### [What is asked]
Your task is to give the data again, exactly, with every line intact.

[A block of data]
━━━━━━━━━━
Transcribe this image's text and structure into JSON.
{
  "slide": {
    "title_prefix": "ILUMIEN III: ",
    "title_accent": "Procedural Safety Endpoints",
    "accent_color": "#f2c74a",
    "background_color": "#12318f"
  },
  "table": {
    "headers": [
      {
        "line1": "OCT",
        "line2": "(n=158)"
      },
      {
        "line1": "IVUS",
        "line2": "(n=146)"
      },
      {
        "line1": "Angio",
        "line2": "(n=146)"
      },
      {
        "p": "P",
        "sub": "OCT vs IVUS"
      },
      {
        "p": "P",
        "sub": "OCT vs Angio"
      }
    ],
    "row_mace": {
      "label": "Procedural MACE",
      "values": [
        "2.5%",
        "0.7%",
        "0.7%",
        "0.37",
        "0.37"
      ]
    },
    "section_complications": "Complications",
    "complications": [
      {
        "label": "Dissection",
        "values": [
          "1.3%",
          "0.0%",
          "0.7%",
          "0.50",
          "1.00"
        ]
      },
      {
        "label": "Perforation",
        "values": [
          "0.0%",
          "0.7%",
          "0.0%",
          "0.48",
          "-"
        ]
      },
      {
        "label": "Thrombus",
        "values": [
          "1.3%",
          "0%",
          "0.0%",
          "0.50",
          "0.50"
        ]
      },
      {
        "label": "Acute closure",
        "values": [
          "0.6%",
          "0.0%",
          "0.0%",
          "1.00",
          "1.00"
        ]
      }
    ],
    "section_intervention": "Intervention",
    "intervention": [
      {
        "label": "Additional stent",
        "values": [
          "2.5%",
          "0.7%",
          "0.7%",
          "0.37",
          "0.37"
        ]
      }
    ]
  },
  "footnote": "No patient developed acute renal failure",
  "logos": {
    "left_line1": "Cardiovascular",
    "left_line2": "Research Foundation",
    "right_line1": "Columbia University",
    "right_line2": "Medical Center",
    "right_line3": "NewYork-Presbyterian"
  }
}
━━━━━━━━━━
### [Complete answer]
Transcribe this image's text and structure into JSON.
{
  "slide": {
    "title_prefix": "ILUMIEN III: ",
    "title_accent": "Procedural Safety Endpoints",
    "accent_color": "#f2c74a",
    "background_color": "#12318f"
  },
  "table": {
    "headers": [
      {
        "line1": "OCT",
        "line2": "(n=158)"
      },
      {
        "line1": "IVUS",
        "line2": "(n=146)"
      },
      {
        "line1": "Angio",
        "line2": "(n=146)"
      },
      {
        "p": "P",
        "sub": "OCT vs IVUS"
      },
      {
        "p": "P",
        "sub": "OCT vs Angio"
      }
    ],
    "row_mace": {
      "label": "Procedural MACE",
      "values": [
        "2.5%",
        "0.7%",
        "0.7%",
        "0.37",
        "0.37"
      ]
    },
    "section_complications": "Complications",
    "complications": [
      {
        "label": "Dissection",
        "values": [
          "1.3%",
          "0.0%",
          "0.7%",
          "0.50",
          "1.00"
        ]
      },
      {
        "label": "Perforation",
        "values": [
          "0.0%",
          "0.7%",
          "0.0%",
          "0.48",
          "-"
        ]
      },
      {
        "label": "Thrombus",
        "values": [
          "1.3%",
          "0%",
          "0.0%",
          "0.50",
          "0.50"
        ]
      },
      {
        "label": "Acute closure",
        "values": [
          "0.6%",
          "0.0%",
          "0.0%",
          "1.00",
          "1.00"
        ]
      }
    ],
    "section_intervention": "Intervention",
    "intervention": [
      {
        "label": "Additional stent",
        "values": [
          "2.5%",
          "0.7%",
          "0.7%",
          "0.37",
          "0.37"
        ]
      }
    ]
  },
  "footnote": "No patient developed acute renal failure",
  "logos": {
    "left_line1": "Cardiovascular",
    "left_line2": "Research Foundation",
    "right_line1": "Columbia University",
    "right_line2": "Medical Center",
    "right_line3": "NewYork-Presbyterian"
  }
}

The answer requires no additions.